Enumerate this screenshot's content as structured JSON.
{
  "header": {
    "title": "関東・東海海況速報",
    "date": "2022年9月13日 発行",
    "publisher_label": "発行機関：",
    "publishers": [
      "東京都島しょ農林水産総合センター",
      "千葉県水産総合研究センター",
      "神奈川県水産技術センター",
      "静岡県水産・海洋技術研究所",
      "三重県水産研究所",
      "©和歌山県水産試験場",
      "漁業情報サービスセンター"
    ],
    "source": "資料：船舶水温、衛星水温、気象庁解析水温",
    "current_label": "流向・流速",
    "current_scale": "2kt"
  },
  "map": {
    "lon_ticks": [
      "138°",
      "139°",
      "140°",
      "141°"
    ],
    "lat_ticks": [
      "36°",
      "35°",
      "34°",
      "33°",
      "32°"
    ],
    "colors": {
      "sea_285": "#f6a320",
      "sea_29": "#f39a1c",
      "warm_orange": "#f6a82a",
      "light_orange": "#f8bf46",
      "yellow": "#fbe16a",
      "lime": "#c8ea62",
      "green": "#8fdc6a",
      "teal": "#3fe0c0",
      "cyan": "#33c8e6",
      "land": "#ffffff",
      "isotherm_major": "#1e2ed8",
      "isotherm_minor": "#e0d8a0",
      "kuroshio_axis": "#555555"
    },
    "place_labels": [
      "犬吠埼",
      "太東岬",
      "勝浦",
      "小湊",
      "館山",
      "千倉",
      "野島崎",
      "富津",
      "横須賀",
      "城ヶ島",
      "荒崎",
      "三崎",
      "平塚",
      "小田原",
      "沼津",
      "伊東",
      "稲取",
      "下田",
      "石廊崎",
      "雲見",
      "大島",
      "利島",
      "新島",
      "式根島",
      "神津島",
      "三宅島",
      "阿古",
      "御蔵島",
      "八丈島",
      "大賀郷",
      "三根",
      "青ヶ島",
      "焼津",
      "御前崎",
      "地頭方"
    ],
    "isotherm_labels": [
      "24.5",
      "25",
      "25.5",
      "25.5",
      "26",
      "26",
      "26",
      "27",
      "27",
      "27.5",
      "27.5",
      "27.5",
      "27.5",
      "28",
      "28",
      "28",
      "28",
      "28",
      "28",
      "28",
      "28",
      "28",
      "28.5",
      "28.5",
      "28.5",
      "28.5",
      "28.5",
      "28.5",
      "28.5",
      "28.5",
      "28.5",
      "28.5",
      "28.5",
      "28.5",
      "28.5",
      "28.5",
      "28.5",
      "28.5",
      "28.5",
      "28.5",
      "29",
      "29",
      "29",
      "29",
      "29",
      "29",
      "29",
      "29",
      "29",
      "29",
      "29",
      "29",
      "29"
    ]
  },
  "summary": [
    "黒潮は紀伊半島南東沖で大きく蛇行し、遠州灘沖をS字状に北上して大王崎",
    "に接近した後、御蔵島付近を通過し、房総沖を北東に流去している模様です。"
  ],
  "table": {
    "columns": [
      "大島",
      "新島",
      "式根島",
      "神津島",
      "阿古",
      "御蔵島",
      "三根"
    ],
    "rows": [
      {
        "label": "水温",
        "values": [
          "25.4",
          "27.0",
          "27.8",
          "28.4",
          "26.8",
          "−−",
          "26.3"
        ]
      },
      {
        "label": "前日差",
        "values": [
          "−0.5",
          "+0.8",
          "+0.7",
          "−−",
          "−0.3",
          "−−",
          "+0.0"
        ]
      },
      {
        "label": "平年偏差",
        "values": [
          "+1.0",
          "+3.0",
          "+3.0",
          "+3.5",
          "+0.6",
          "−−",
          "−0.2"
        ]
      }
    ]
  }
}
--*--
[EXERCISE REQUIREMENTS]: Can you give every line above again, exactly as written?

[FINAL RESULT]:
Enumerate this screenshot's content as structured JSON.
{
  "header": {
    "title": "関東・東海海況速報",
    "date": "2022年9月13日 発行",
    "publisher_label": "発行機関：",
    "publishers": [
      "東京都島しょ農林水産総合センター",
      "千葉県水産総合研究センター",
      "神奈川県水産技術センター",
      "静岡県水産・海洋技術研究所",
      "三重県水産研究所",
      "©和歌山県水産試験場",
      "漁業情報サービスセンター"
    ],
    "source": "資料：船舶水温、衛星水温、気象庁解析水温",
    "current_label": "流向・流速",
    "current_scale": "2kt"
  },
  "map": {
    "lon_ticks": [
      "138°",
      "139°",
      "140°",
      "141°"
    ],
    "lat_ticks": [
      "36°",
      "35°",
      "34°",
      "33°",
      "32°"
    ],
    "colors": {
      "sea_285": "#f6a320",
      "sea_29": "#f39a1c",
      "warm_orange": "#f6a82a",
      "light_orange": "#f8bf46",
      "yellow": "#fbe16a",
      "lime": "#c8ea62",
      "green": "#8fdc6a",
      "teal": "#3fe0c0",
      "cyan": "#33c8e6",
      "land": "#ffffff",
      "isotherm_major": "#1e2ed8",
      "isotherm_minor": "#e0d8a0",
      "kuroshio_axis": "#555555"
    },
    "place_labels": [
      "犬吠埼",
      "太東岬",
      "勝浦",
      "小湊",
      "館山",
      "千倉",
      "野島崎",
      "富津",
      "横須賀",
      "城ヶ島",
      "荒崎",
      "三崎",
      "平塚",
      "小田原",
      "沼津",
      "伊東",
      "稲取",
      "下田",
      "石廊崎",
      "雲見",
      "大島",
      "利島",
      "新島",
      "式根島",
      "神津島",
      "三宅島",
      "阿古",
      "御蔵島",
      "八丈島",
      "大賀郷",
      "三根",
      "青ヶ島",
      "焼津",
      "御前崎",
      "地頭方"
    ],
    "isotherm_labels": [
      "24.5",
      "25",
      "25.5",
      "25.5",
      "26",
      "26",
      "26",
      "27",
      "27",
      "27.5",
      "27.5",
      "27.5",
      "27.5",
      "28",
      "28",
      "28",
      "28",
      "28",
      "28",
      "28",
      "28",
      "28",
      "28.5",
      "28.5",
      "28.5",
      "28.5",
      "28.5",
      "28.5",
      "28.5",
      "28.5",
      "28.5",
      "28.5",
      "28.5",
      "28.5",
      "28.5",
      "28.5",
      "28.5",
      "28.5",
      "28.5",
      "28.5",
      "29",
      "29",
      "29",
      "29",
      "29",
      "29",
      "29",
      "29",
      "29",
      "29",
      "29",
      "29",
      "29"
    ]
  },
  "summary": [
    "黒潮は紀伊半島南東沖で大きく蛇行し、遠州灘沖をS字状に北上して大王崎",
    "に接近した後、御蔵島付近を通過し、房総沖を北東に流去している模様です。"
  ],
  "table": {
    "columns": [
      "大島",
      "新島",
      "式根島",
      "神津島",
      "阿古",
      "御蔵島",
      "三根"
    ],
    "rows": [
      {
        "label": "水温",
        "values": [
          "25.4",
          "27.0",
          "27.8",
          "28.4",
          "26.8",
          "−−",
          "26.3"
        ]
      },
      {
        "label": "前日差",
        "values": [
          "−0.5",
          "+0.8",
          "+0.7",
          "−−",
          "−0.3",
          "−−",
          "+0.0"
        ]
      },
      {
        "label": "平年偏差",
        "values": [
          "+1.0",
          "+3.0",
          "+3.0",
          "+3.5",
          "+0.6",
          "−−",
          "−0.2"
        ]
      }
    ]
  }
}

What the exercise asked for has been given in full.